Write out each line of the material again, word for word.
— begin EXTRACTED DATA —
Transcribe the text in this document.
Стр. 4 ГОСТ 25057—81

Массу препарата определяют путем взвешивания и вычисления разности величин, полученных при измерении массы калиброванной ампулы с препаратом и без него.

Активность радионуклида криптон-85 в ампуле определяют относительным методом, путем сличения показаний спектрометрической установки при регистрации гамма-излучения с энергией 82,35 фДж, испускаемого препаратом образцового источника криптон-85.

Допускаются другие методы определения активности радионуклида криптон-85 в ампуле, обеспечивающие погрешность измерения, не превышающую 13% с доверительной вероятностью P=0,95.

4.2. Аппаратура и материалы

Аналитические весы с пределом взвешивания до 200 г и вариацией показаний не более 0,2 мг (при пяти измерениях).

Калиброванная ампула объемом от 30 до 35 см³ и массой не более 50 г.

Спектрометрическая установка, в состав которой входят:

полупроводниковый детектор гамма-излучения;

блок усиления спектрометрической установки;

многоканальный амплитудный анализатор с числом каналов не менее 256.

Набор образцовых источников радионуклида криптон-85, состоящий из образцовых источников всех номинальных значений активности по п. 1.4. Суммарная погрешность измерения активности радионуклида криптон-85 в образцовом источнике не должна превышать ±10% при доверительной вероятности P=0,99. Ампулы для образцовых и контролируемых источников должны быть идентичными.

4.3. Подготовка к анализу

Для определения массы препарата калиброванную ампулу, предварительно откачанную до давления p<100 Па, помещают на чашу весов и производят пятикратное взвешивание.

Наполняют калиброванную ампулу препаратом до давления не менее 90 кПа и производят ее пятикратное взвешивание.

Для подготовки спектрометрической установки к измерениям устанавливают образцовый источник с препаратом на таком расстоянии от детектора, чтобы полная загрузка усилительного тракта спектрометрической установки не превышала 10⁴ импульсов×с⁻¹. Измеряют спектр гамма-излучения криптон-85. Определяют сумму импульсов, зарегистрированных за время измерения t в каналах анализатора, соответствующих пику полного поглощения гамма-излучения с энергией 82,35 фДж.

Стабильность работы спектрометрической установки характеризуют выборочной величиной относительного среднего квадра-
— end EXTRACTED DATA —
TASK ANSWER:
Transcribe the text in this document.
Стр. 4 ГОСТ 25057—81

Массу препарата определяют путем взвешивания и вычисления разности величин, полученных при измерении массы калиброванной ампулы с препаратом и без него.

Активность радионуклида криптон-85 в ампуле определяют относительным методом, путем сличения показаний спектрометрической установки при регистрации гамма-излучения с энергией 82,35 фДж, испускаемого препаратом образцового источника криптон-85.

Допускаются другие методы определения активности радионуклида криптон-85 в ампуле, обеспечивающие погрешность измерения, не превышающую 13% с доверительной вероятностью P=0,95.

4.2. Аппаратура и материалы

Аналитические весы с пределом взвешивания до 200 г и вариацией показаний не более 0,2 мг (при пяти измерениях).

Калиброванная ампула объемом от 30 до 35 см³ и массой не более 50 г.

Спектрометрическая установка, в состав которой входят:

полупроводниковый детектор гамма-излучения;

блок усиления спектрометрической установки;

многоканальный амплитудный анализатор с числом каналов не менее 256.

Набор образцовых источников радионуклида криптон-85, состоящий из образцовых источников всех номинальных значений активности по п. 1.4. Суммарная погрешность измерения активности радионуклида криптон-85 в образцовом источнике не должна превышать ±10% при доверительной вероятности P=0,99. Ампулы для образцовых и контролируемых источников должны быть идентичными.

4.3. Подготовка к анализу

Для определения массы препарата калиброванную ампулу, предварительно откачанную до давления p<100 Па, помещают на чашу весов и производят пятикратное взвешивание.

Наполняют калиброванную ампулу препаратом до давления не менее 90 кПа и производят ее пятикратное взвешивание.

Для подготовки спектрометрической установки к измерениям устанавливают образцовый источник с препаратом на таком расстоянии от детектора, чтобы полная загрузка усилительного тракта спектрометрической установки не превышала 10⁴ импульсов×с⁻¹. Измеряют спектр гамма-излучения криптон-85. Определяют сумму импульсов, зарегистрированных за время измерения t в каналах анализатора, соответствующих пику полного поглощения гамма-излучения с энергией 82,35 фДж.

Стабильность работы спектрометрической установки характеризуют выборочной величиной относительного среднего квадра-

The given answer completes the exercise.